▶ DATASET EXTRACT:
=====
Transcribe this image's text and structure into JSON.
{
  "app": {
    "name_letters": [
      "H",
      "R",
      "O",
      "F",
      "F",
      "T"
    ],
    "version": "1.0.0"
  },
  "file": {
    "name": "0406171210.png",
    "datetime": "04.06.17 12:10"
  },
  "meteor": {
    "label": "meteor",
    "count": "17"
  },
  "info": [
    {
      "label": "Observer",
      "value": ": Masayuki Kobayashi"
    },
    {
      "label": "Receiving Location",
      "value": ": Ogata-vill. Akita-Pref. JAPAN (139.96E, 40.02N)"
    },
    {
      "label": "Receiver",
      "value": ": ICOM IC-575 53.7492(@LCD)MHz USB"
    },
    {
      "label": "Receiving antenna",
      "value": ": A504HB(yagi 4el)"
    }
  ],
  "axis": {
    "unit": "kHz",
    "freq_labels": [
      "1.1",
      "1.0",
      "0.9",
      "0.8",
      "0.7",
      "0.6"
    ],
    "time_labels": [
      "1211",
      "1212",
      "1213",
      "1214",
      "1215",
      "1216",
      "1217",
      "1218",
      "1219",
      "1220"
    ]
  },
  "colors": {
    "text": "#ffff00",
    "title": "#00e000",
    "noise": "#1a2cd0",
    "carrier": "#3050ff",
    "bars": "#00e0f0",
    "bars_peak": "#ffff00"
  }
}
=====
▶ TO BE DONE: Set down all of the data above, word for word.

▶ COMPLETE OUTPUT:
Transcribe this image's text and structure into JSON.
{
  "app": {
    "name_letters": [
      "H",
      "R",
      "O",
      "F",
      "F",
      "T"
    ],
    "version": "1.0.0"
  },
  "file": {
    "name": "0406171210.png",
    "datetime": "04.06.17 12:10"
  },
  "meteor": {
    "label": "meteor",
    "count": "17"
  },
  "info": [
    {
      "label": "Observer",
      "value": ": Masayuki Kobayashi"
    },
    {
      "label": "Receiving Location",
      "value": ": Ogata-vill. Akita-Pref. JAPAN (139.96E, 40.02N)"
    },
    {
      "label": "Receiver",
      "value": ": ICOM IC-575 53.7492(@LCD)MHz USB"
    },
    {
      "label": "Receiving antenna",
      "value": ": A504HB(yagi 4el)"
    }
  ],
  "axis": {
    "unit": "kHz",
    "freq_labels": [
      "1.1",
      "1.0",
      "0.9",
      "0.8",
      "0.7",
      "0.6"
    ],
    "time_labels": [
      "1211",
      "1212",
      "1213",
      "1214",
      "1215",
      "1216",
      "1217",
      "1218",
      "1219",
      "1220"
    ]
  },
  "colors": {
    "text": "#ffff00",
    "title": "#00e000",
    "noise": "#1a2cd0",
    "carrier": "#3050ff",
    "bars": "#00e0f0",
    "bars_peak": "#ffff00"
  }
}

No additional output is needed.